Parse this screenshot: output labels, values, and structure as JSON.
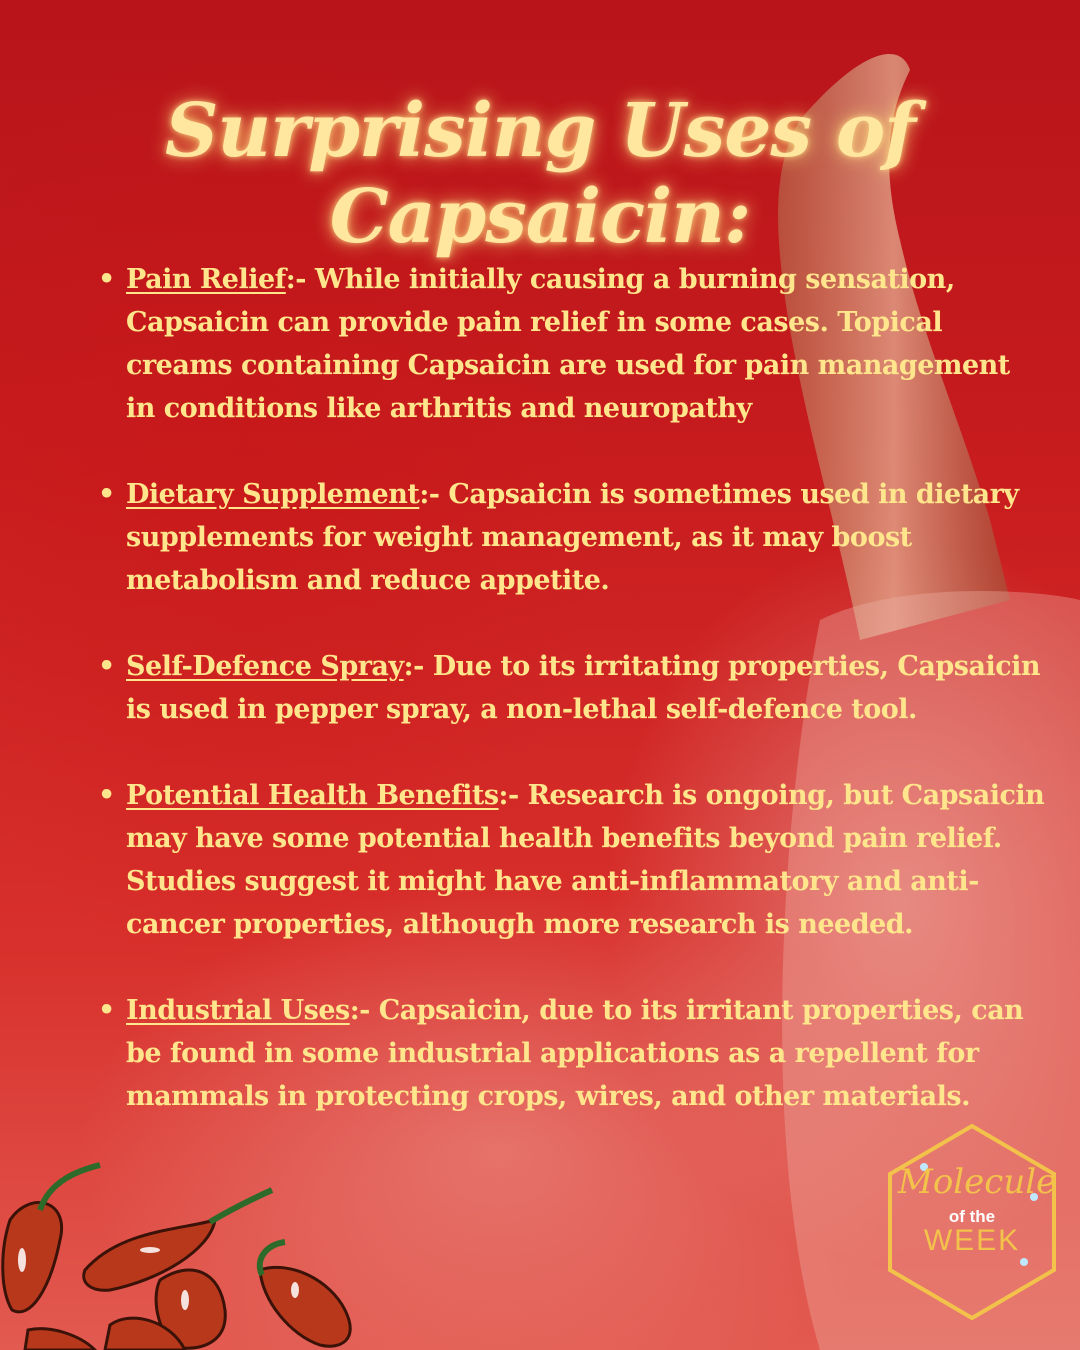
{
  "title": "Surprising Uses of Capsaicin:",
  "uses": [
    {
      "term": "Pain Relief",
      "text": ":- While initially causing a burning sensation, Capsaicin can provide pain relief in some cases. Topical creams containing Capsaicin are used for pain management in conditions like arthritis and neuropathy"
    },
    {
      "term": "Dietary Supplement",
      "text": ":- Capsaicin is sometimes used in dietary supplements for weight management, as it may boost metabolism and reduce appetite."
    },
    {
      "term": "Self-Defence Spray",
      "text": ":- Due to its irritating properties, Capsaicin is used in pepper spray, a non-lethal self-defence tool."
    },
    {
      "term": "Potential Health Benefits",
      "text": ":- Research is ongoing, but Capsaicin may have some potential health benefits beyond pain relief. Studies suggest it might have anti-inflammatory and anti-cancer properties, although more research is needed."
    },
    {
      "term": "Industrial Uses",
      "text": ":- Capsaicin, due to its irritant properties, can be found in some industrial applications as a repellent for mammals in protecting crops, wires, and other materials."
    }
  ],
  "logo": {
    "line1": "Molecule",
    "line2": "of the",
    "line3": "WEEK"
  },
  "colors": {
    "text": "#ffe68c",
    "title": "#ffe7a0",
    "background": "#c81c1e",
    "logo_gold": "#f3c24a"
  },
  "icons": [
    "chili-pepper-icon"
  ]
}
===
| PROBLEM |
Return the entries unchanged, save for the pictures, which do not belong in the copy.

| REPLY |
Parse this screenshot: output labels, values, and structure as JSON.
{
  "title": "Surprising Uses of Capsaicin:",
  "uses": [
    {
      "term": "Pain Relief",
      "text": ":- While initially causing a burning sensation, Capsaicin can provide pain relief in some cases. Topical creams containing Capsaicin are used for pain management in conditions like arthritis and neuropathy"
    },
    {
      "term": "Dietary Supplement",
      "text": ":- Capsaicin is sometimes used in dietary supplements for weight management, as it may boost metabolism and reduce appetite."
    },
    {
      "term": "Self-Defence Spray",
      "text": ":- Due to its irritating properties, Capsaicin is used in pepper spray, a non-lethal self-defence tool."
    },
    {
      "term": "Potential Health Benefits",
      "text": ":- Research is ongoing, but Capsaicin may have some potential health benefits beyond pain relief. Studies suggest it might have anti-inflammatory and anti-cancer properties, although more research is needed."
    },
    {
      "term": "Industrial Uses",
      "text": ":- Capsaicin, due to its irritant properties, can be found in some industrial applications as a repellent for mammals in protecting crops, wires, and other materials."
    }
  ],
  "logo": {
    "line1": "Molecule",
    "line2": "of the",
    "line3": "WEEK"
  },
  "colors": {
    "text": "#ffe68c",
    "title": "#ffe7a0",
    "background": "#c81c1e",
    "logo_gold": "#f3c24a"
  },
  "icons": [
    "chili-pepper-icon"
  ]
}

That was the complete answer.